▶ _AIM_: Write out the listing exactly as it is given.

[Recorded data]
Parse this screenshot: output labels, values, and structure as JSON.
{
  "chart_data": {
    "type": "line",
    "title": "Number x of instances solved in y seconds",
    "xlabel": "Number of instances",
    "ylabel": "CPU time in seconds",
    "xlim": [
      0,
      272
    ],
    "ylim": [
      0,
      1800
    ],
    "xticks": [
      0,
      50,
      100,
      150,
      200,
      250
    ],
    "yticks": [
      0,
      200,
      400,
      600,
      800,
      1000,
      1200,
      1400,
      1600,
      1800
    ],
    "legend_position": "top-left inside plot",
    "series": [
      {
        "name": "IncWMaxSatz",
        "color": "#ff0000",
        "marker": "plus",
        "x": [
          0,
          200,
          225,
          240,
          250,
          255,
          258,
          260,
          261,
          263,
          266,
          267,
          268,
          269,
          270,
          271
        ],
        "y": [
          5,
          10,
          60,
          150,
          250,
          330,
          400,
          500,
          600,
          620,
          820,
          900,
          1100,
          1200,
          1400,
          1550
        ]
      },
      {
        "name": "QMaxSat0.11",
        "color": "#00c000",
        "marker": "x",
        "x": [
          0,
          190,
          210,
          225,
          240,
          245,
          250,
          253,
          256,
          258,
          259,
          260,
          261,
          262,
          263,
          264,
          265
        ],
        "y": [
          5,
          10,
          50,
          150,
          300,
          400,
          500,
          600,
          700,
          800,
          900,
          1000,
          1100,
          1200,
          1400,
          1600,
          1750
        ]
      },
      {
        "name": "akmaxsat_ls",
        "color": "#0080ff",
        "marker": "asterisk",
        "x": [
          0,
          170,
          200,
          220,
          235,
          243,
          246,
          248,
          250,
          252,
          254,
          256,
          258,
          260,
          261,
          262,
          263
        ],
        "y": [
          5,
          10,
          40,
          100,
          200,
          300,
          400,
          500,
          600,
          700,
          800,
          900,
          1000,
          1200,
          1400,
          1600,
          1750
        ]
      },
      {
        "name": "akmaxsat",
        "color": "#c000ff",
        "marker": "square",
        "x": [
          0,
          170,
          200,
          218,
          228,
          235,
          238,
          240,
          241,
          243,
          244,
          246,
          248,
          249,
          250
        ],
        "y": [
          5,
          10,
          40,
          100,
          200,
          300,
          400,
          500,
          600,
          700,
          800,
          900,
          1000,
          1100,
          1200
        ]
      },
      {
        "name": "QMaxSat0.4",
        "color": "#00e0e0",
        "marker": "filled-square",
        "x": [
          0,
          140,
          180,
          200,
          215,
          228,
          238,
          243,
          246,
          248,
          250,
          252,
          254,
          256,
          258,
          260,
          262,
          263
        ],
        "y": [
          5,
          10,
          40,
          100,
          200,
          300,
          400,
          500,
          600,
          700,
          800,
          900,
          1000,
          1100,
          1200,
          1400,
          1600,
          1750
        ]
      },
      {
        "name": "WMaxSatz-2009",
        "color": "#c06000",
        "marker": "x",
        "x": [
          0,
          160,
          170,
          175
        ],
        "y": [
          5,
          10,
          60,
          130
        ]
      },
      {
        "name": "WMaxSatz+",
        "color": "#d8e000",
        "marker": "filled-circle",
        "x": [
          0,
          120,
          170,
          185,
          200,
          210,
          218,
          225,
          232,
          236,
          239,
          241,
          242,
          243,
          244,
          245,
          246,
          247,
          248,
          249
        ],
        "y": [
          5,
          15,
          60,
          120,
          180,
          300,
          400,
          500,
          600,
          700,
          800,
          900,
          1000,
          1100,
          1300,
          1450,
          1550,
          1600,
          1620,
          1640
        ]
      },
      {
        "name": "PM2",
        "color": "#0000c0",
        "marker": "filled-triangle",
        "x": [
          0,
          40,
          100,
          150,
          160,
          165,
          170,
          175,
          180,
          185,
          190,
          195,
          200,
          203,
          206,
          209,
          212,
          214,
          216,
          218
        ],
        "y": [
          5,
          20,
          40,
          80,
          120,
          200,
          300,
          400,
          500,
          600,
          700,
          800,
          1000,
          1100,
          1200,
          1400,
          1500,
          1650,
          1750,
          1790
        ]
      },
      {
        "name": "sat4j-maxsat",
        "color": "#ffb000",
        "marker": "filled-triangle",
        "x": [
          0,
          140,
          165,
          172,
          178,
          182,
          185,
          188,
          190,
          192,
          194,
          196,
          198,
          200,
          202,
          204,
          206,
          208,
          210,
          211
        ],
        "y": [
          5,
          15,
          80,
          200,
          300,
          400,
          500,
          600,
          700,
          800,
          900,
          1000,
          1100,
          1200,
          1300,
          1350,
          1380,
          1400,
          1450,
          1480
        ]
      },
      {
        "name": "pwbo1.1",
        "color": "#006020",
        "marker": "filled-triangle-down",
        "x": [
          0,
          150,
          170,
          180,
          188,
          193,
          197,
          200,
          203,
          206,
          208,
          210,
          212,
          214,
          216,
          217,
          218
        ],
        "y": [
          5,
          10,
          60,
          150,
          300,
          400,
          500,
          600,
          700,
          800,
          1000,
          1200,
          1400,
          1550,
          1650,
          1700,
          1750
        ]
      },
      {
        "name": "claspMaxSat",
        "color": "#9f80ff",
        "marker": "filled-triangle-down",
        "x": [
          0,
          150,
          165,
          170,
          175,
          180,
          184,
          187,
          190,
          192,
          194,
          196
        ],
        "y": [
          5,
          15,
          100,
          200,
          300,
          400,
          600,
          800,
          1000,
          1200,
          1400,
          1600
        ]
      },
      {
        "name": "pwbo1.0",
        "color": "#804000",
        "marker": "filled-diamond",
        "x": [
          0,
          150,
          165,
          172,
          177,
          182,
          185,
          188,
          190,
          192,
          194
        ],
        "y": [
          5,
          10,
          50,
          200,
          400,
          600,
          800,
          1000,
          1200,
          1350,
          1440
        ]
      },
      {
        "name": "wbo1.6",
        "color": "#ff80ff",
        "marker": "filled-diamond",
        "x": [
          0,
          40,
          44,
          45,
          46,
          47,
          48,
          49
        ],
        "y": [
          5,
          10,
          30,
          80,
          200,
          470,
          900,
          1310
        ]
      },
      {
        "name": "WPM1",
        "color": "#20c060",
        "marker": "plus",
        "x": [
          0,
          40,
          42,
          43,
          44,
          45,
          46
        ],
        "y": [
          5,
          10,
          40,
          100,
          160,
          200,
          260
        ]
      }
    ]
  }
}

▶ _SOLUTION_:
Parse this screenshot: output labels, values, and structure as JSON.
{
  "chart_data": {
    "type": "line",
    "title": "Number x of instances solved in y seconds",
    "xlabel": "Number of instances",
    "ylabel": "CPU time in seconds",
    "xlim": [
      0,
      272
    ],
    "ylim": [
      0,
      1800
    ],
    "xticks": [
      0,
      50,
      100,
      150,
      200,
      250
    ],
    "yticks": [
      0,
      200,
      400,
      600,
      800,
      1000,
      1200,
      1400,
      1600,
      1800
    ],
    "legend_position": "top-left inside plot",
    "series": [
      {
        "name": "IncWMaxSatz",
        "color": "#ff0000",
        "marker": "plus",
        "x": [
          0,
          200,
          225,
          240,
          250,
          255,
          258,
          260,
          261,
          263,
          266,
          267,
          268,
          269,
          270,
          271
        ],
        "y": [
          5,
          10,
          60,
          150,
          250,
          330,
          400,
          500,
          600,
          620,
          820,
          900,
          1100,
          1200,
          1400,
          1550
        ]
      },
      {
        "name": "QMaxSat0.11",
        "color": "#00c000",
        "marker": "x",
        "x": [
          0,
          190,
          210,
          225,
          240,
          245,
          250,
          253,
          256,
          258,
          259,
          260,
          261,
          262,
          263,
          264,
          265
        ],
        "y": [
          5,
          10,
          50,
          150,
          300,
          400,
          500,
          600,
          700,
          800,
          900,
          1000,
          1100,
          1200,
          1400,
          1600,
          1750
        ]
      },
      {
        "name": "akmaxsat_ls",
        "color": "#0080ff",
        "marker": "asterisk",
        "x": [
          0,
          170,
          200,
          220,
          235,
          243,
          246,
          248,
          250,
          252,
          254,
          256,
          258,
          260,
          261,
          262,
          263
        ],
        "y": [
          5,
          10,
          40,
          100,
          200,
          300,
          400,
          500,
          600,
          700,
          800,
          900,
          1000,
          1200,
          1400,
          1600,
          1750
        ]
      },
      {
        "name": "akmaxsat",
        "color": "#c000ff",
        "marker": "square",
        "x": [
          0,
          170,
          200,
          218,
          228,
          235,
          238,
          240,
          241,
          243,
          244,
          246,
          248,
          249,
          250
        ],
        "y": [
          5,
          10,
          40,
          100,
          200,
          300,
          400,
          500,
          600,
          700,
          800,
          900,
          1000,
          1100,
          1200
        ]
      },
      {
        "name": "QMaxSat0.4",
        "color": "#00e0e0",
        "marker": "filled-square",
        "x": [
          0,
          140,
          180,
          200,
          215,
          228,
          238,
          243,
          246,
          248,
          250,
          252,
          254,
          256,
          258,
          260,
          262,
          263
        ],
        "y": [
          5,
          10,
          40,
          100,
          200,
          300,
          400,
          500,
          600,
          700,
          800,
          900,
          1000,
          1100,
          1200,
          1400,
          1600,
          1750
        ]
      },
      {
        "name": "WMaxSatz-2009",
        "color": "#c06000",
        "marker": "x",
        "x": [
          0,
          160,
          170,
          175
        ],
        "y": [
          5,
          10,
          60,
          130
        ]
      },
      {
        "name": "WMaxSatz+",
        "color": "#d8e000",
        "marker": "filled-circle",
        "x": [
          0,
          120,
          170,
          185,
          200,
          210,
          218,
          225,
          232,
          236,
          239,
          241,
          242,
          243,
          244,
          245,
          246,
          247,
          248,
          249
        ],
        "y": [
          5,
          15,
          60,
          120,
          180,
          300,
          400,
          500,
          600,
          700,
          800,
          900,
          1000,
          1100,
          1300,
          1450,
          1550,
          1600,
          1620,
          1640
        ]
      },
      {
        "name": "PM2",
        "color": "#0000c0",
        "marker": "filled-triangle",
        "x": [
          0,
          40,
          100,
          150,
          160,
          165,
          170,
          175,
          180,
          185,
          190,
          195,
          200,
          203,
          206,
          209,
          212,
          214,
          216,
          218
        ],
        "y": [
          5,
          20,
          40,
          80,
          120,
          200,
          300,
          400,
          500,
          600,
          700,
          800,
          1000,
          1100,
          1200,
          1400,
          1500,
          1650,
          1750,
          1790
        ]
      },
      {
        "name": "sat4j-maxsat",
        "color": "#ffb000",
        "marker": "filled-triangle",
        "x": [
          0,
          140,
          165,
          172,
          178,
          182,
          185,
          188,
          190,
          192,
          194,
          196,
          198,
          200,
          202,
          204,
          206,
          208,
          210,
          211
        ],
        "y": [
          5,
          15,
          80,
          200,
          300,
          400,
          500,
          600,
          700,
          800,
          900,
          1000,
          1100,
          1200,
          1300,
          1350,
          1380,
          1400,
          1450,
          1480
        ]
      },
      {
        "name": "pwbo1.1",
        "color": "#006020",
        "marker": "filled-triangle-down",
        "x": [
          0,
          150,
          170,
          180,
          188,
          193,
          197,
          200,
          203,
          206,
          208,
          210,
          212,
          214,
          216,
          217,
          218
        ],
        "y": [
          5,
          10,
          60,
          150,
          300,
          400,
          500,
          600,
          700,
          800,
          1000,
          1200,
          1400,
          1550,
          1650,
          1700,
          1750
        ]
      },
      {
        "name": "claspMaxSat",
        "color": "#9f80ff",
        "marker": "filled-triangle-down",
        "x": [
          0,
          150,
          165,
          170,
          175,
          180,
          184,
          187,
          190,
          192,
          194,
          196
        ],
        "y": [
          5,
          15,
          100,
          200,
          300,
          400,
          600,
          800,
          1000,
          1200,
          1400,
          1600
        ]
      },
      {
        "name": "pwbo1.0",
        "color": "#804000",
        "marker": "filled-diamond",
        "x": [
          0,
          150,
          165,
          172,
          177,
          182,
          185,
          188,
          190,
          192,
          194
        ],
        "y": [
          5,
          10,
          50,
          200,
          400,
          600,
          800,
          1000,
          1200,
          1350,
          1440
        ]
      },
      {
        "name": "wbo1.6",
        "color": "#ff80ff",
        "marker": "filled-diamond",
        "x": [
          0,
          40,
          44,
          45,
          46,
          47,
          48,
          49
        ],
        "y": [
          5,
          10,
          30,
          80,
          200,
          470,
          900,
          1310
        ]
      },
      {
        "name": "WPM1",
        "color": "#20c060",
        "marker": "plus",
        "x": [
          0,
          40,
          42,
          43,
          44,
          45,
          46
        ],
        "y": [
          5,
          10,
          40,
          100,
          160,
          200,
          260
        ]
      }
    ]
  }
}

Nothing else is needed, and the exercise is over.